--- START OF INPUT ---

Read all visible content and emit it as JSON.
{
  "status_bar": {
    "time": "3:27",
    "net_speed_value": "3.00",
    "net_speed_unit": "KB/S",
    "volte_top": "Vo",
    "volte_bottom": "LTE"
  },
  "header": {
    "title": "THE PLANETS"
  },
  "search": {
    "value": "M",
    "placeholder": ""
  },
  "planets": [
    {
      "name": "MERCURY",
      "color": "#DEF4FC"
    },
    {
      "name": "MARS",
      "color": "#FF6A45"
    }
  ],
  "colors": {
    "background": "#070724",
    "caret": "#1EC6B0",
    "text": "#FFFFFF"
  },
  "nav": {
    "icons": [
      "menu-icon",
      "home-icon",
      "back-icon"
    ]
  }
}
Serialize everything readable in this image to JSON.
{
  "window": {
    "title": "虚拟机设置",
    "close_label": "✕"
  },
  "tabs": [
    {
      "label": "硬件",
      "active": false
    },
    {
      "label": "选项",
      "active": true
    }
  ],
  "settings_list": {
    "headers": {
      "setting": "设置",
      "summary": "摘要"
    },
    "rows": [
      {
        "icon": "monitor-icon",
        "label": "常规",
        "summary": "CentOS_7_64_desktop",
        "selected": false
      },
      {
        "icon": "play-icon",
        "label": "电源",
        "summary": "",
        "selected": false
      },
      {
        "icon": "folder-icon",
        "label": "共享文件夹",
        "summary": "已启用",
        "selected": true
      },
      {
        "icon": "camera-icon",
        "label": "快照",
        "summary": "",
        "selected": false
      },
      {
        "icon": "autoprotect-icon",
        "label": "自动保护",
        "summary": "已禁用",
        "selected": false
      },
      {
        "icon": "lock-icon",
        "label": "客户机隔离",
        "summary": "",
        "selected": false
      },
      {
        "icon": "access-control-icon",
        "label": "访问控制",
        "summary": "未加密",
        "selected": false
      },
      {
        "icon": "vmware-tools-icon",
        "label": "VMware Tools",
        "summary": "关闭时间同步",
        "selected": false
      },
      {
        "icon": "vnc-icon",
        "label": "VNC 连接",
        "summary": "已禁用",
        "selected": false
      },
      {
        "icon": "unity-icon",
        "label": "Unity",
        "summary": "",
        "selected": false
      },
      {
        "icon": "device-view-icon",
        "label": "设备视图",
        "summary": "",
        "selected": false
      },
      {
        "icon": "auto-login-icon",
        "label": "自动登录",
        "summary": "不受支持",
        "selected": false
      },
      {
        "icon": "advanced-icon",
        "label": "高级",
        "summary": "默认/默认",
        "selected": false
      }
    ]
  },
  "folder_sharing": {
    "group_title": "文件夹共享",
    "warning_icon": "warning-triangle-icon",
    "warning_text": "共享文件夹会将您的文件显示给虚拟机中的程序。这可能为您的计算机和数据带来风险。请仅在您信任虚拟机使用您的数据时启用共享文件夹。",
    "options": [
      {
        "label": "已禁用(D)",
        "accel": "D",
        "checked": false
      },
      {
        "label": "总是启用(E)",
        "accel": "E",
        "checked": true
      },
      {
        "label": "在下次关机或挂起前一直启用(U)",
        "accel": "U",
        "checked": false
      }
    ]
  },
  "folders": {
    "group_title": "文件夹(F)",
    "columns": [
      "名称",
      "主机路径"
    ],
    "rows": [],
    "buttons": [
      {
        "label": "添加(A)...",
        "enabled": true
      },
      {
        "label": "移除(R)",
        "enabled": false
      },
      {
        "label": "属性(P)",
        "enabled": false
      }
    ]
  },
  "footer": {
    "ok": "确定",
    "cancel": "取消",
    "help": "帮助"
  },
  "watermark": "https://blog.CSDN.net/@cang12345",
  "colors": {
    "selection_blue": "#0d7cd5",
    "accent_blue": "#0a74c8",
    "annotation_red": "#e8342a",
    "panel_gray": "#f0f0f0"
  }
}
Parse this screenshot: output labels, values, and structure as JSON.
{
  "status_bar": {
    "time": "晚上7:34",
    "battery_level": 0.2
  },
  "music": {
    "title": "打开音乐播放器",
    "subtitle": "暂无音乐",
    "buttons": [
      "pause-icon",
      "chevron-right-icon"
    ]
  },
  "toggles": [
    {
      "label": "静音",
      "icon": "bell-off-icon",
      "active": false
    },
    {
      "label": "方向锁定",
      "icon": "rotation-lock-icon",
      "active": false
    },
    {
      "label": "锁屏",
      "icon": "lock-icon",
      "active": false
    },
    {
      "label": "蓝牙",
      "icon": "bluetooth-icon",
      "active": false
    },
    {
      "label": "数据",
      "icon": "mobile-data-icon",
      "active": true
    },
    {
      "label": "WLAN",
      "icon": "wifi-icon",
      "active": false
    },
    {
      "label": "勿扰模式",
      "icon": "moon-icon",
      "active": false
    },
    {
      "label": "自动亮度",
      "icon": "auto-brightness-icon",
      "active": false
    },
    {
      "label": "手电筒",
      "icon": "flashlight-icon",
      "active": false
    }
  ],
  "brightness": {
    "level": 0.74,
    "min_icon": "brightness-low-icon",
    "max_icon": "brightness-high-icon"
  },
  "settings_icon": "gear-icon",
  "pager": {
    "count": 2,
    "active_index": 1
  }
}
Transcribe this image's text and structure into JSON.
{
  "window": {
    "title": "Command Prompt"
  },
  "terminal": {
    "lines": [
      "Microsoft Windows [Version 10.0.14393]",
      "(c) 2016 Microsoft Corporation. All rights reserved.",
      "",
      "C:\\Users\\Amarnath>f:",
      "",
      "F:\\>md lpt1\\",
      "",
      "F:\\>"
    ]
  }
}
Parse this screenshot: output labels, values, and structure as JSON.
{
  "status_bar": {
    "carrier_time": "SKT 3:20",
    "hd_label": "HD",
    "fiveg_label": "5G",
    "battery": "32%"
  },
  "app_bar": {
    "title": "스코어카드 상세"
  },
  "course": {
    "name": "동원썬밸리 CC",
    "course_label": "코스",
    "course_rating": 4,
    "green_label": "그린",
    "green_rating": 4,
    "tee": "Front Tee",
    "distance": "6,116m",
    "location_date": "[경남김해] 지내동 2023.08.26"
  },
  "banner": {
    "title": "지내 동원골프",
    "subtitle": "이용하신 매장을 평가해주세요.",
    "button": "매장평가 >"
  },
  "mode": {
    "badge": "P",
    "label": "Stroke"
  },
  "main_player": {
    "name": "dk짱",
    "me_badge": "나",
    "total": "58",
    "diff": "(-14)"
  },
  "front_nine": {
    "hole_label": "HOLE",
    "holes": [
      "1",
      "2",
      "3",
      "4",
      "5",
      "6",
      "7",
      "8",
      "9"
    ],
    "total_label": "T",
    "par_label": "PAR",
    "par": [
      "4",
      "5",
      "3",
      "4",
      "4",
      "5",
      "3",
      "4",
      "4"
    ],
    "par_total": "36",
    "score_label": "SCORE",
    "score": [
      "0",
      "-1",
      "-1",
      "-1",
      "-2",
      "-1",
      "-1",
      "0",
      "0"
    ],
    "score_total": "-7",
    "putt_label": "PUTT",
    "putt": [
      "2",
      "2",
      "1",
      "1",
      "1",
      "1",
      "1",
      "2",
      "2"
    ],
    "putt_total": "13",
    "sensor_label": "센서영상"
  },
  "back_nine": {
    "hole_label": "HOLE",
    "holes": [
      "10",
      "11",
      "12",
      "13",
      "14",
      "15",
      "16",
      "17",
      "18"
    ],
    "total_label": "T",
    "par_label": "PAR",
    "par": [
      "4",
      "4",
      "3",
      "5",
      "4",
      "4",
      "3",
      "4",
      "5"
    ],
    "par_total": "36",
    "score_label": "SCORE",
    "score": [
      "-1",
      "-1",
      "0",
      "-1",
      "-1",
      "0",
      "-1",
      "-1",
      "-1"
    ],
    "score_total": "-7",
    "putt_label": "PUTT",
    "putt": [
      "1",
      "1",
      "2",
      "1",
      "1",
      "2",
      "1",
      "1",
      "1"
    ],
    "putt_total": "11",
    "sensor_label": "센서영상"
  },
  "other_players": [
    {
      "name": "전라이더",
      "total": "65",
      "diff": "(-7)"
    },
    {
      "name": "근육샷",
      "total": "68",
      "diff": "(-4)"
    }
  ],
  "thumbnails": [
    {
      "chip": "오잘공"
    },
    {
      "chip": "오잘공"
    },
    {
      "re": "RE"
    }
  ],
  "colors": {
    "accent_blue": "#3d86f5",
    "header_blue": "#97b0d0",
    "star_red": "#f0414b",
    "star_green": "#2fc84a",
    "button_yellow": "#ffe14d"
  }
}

--- END OF INPUT ---

# TASK INSTRUCTIONS:
Which lines in the data above contain "lock"? Show each one.

# EXERCISE SOLUTION:
        "icon": "lock-icon",
      "icon": "rotation-lock-icon",
      "icon": "lock-icon",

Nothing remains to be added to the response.